INPUT ROWS:
************

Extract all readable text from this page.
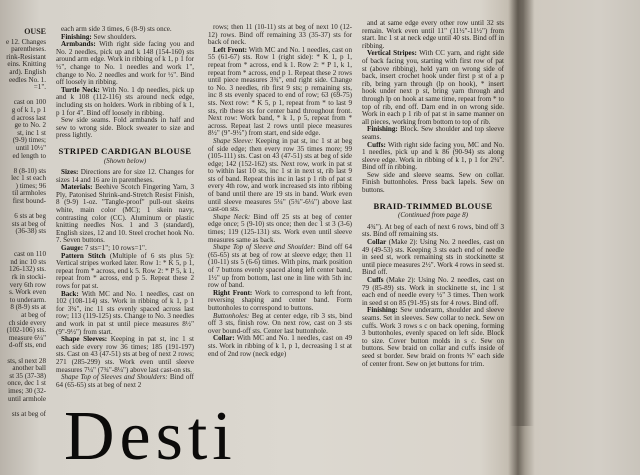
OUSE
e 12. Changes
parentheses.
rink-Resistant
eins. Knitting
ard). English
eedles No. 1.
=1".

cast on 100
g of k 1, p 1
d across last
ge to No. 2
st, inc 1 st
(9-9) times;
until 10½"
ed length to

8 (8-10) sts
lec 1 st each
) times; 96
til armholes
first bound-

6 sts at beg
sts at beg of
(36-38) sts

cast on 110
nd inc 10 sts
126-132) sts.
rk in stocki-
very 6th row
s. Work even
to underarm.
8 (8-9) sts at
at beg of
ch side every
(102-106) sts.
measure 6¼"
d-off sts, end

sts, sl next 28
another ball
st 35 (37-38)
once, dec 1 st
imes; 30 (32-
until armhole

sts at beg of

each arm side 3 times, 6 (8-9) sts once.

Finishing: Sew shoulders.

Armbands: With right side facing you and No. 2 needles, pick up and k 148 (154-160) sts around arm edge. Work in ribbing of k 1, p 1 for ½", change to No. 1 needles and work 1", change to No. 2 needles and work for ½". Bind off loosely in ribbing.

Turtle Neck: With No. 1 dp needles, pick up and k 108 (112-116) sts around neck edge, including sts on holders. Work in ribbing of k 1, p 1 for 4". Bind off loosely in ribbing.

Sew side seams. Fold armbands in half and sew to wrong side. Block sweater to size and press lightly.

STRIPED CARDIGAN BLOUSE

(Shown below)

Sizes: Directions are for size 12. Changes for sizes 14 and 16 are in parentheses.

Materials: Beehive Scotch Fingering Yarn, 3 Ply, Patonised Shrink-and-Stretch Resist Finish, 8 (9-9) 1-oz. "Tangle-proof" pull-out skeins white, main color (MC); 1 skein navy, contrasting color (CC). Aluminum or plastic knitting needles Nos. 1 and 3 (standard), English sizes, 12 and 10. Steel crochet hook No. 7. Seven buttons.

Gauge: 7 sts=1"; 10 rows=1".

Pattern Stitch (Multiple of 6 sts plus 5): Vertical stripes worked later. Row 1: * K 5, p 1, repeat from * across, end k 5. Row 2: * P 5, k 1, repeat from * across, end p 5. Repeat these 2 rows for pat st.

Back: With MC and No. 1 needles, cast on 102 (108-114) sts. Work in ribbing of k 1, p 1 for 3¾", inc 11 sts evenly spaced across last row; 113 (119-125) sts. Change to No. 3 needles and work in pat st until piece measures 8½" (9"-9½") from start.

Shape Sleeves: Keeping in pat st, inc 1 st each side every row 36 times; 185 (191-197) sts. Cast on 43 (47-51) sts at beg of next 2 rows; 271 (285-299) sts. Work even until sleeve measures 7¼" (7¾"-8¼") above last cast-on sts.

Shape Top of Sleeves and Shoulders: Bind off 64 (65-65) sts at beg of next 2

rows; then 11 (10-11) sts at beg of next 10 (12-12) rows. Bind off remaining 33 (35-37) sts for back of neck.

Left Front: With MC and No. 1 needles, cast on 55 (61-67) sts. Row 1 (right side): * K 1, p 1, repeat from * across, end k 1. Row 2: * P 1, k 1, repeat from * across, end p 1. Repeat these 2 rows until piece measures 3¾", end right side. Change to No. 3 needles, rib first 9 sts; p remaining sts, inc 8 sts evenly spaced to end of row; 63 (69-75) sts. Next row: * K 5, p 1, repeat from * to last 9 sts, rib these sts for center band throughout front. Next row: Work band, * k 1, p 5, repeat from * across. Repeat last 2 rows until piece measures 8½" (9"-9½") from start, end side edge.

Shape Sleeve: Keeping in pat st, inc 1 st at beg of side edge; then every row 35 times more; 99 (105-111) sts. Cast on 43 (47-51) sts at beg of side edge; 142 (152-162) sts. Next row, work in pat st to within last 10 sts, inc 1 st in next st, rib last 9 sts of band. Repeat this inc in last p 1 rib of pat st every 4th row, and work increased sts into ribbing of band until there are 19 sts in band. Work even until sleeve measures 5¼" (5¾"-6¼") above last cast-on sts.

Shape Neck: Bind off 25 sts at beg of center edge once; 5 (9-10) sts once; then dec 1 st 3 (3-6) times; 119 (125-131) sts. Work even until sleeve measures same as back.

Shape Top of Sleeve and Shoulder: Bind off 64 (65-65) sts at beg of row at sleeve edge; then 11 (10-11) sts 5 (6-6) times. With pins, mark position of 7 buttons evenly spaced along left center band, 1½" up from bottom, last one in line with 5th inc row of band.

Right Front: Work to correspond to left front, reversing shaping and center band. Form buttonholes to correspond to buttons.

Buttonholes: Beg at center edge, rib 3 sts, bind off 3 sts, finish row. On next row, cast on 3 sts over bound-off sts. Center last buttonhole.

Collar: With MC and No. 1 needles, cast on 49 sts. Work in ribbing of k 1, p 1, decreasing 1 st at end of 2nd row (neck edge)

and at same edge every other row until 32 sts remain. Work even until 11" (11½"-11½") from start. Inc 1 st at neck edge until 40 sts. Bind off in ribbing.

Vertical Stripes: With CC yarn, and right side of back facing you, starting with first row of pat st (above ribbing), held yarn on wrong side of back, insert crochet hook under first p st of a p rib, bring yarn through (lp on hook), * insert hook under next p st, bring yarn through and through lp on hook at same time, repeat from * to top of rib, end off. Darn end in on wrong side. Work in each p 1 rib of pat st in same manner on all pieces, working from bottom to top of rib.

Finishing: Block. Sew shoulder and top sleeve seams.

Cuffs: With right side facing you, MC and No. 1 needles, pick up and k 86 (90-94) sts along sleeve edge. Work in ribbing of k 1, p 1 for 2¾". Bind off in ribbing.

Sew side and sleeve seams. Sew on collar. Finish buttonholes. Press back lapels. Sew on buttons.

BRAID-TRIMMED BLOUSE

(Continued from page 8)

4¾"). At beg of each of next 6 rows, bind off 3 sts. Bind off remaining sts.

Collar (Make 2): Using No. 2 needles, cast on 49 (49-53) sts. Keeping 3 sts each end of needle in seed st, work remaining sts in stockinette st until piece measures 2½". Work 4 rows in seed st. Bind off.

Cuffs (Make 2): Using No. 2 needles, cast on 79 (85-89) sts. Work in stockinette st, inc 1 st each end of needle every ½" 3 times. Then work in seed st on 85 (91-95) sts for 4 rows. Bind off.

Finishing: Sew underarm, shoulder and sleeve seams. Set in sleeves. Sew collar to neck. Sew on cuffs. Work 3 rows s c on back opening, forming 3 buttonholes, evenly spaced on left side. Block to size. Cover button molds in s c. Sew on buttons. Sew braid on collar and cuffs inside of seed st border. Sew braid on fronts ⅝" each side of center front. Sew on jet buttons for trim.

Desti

************

PROBLEM:
Take every line that includes the string "bottom" and copy it.

RESULT FOR THIS EXERCISE:
Shape Top of Sleeve and Shoulder: Bind off 64 (65-65) sts at beg of row at sleeve edge; then 11 (10-11) sts 5 (6-6) times. With pins, mark position of 7 buttons evenly spaced along left center band, 1½" up from bottom, last one in line with 5th inc row of band.
Vertical Stripes: With CC yarn, and right side of back facing you, starting with first row of pat st (above ribbing), held yarn on wrong side of back, insert crochet hook under first p st of a p rib, bring yarn through (lp on hook), * insert hook under next p st, bring yarn through and through lp on hook at same time, repeat from * to top of rib, end off. Darn end in on wrong side. Work in each p 1 rib of pat st in same manner on all pieces, working from bottom to top of rib.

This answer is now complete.